# The request:
Your task is to write out the complete listing exactly as it is shown.
-- START OF Dataset records --
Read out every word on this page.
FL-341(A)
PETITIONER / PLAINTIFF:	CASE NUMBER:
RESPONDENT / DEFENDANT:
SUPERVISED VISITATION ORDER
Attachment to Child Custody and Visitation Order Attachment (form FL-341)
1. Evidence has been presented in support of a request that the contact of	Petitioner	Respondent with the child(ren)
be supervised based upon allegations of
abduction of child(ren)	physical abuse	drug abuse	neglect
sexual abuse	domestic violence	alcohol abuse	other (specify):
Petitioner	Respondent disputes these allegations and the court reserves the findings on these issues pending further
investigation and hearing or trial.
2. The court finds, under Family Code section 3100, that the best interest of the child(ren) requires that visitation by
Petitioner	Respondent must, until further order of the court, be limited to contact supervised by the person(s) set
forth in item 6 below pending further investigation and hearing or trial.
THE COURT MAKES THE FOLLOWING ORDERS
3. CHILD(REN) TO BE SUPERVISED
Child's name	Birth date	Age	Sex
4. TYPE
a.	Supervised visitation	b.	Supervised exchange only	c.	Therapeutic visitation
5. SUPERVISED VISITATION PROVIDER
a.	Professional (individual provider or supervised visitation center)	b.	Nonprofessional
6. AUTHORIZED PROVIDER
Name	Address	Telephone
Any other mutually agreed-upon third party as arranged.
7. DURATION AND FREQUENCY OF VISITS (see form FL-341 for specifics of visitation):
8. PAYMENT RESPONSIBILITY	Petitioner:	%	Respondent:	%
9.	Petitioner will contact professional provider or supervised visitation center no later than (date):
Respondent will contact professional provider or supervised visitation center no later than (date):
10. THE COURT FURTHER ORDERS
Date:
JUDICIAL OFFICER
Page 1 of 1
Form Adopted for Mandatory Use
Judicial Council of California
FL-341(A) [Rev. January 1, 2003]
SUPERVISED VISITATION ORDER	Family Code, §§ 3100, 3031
-- END OF Dataset records --
# Task result:
Read out every word on this page.
FL-341(A)
PETITIONER / PLAINTIFF:	CASE NUMBER:
RESPONDENT / DEFENDANT:
SUPERVISED VISITATION ORDER
Attachment to Child Custody and Visitation Order Attachment (form FL-341)
1. Evidence has been presented in support of a request that the contact of	Petitioner	Respondent with the child(ren)
be supervised based upon allegations of
abduction of child(ren)	physical abuse	drug abuse	neglect
sexual abuse	domestic violence	alcohol abuse	other (specify):
Petitioner	Respondent disputes these allegations and the court reserves the findings on these issues pending further
investigation and hearing or trial.
2. The court finds, under Family Code section 3100, that the best interest of the child(ren) requires that visitation by
Petitioner	Respondent must, until further order of the court, be limited to contact supervised by the person(s) set
forth in item 6 below pending further investigation and hearing or trial.
THE COURT MAKES THE FOLLOWING ORDERS
3. CHILD(REN) TO BE SUPERVISED
Child's name	Birth date	Age	Sex
4. TYPE
a.	Supervised visitation	b.	Supervised exchange only	c.	Therapeutic visitation
5. SUPERVISED VISITATION PROVIDER
a.	Professional (individual provider or supervised visitation center)	b.	Nonprofessional
6. AUTHORIZED PROVIDER
Name	Address	Telephone
Any other mutually agreed-upon third party as arranged.
7. DURATION AND FREQUENCY OF VISITS (see form FL-341 for specifics of visitation):
8. PAYMENT RESPONSIBILITY	Petitioner:	%	Respondent:	%
9.	Petitioner will contact professional provider or supervised visitation center no later than (date):
Respondent will contact professional provider or supervised visitation center no later than (date):
10. THE COURT FURTHER ORDERS
Date:
JUDICIAL OFFICER
Page 1 of 1
Form Adopted for Mandatory Use
Judicial Council of California
FL-341(A) [Rev. January 1, 2003]
SUPERVISED VISITATION ORDER	Family Code, §§ 3100, 3031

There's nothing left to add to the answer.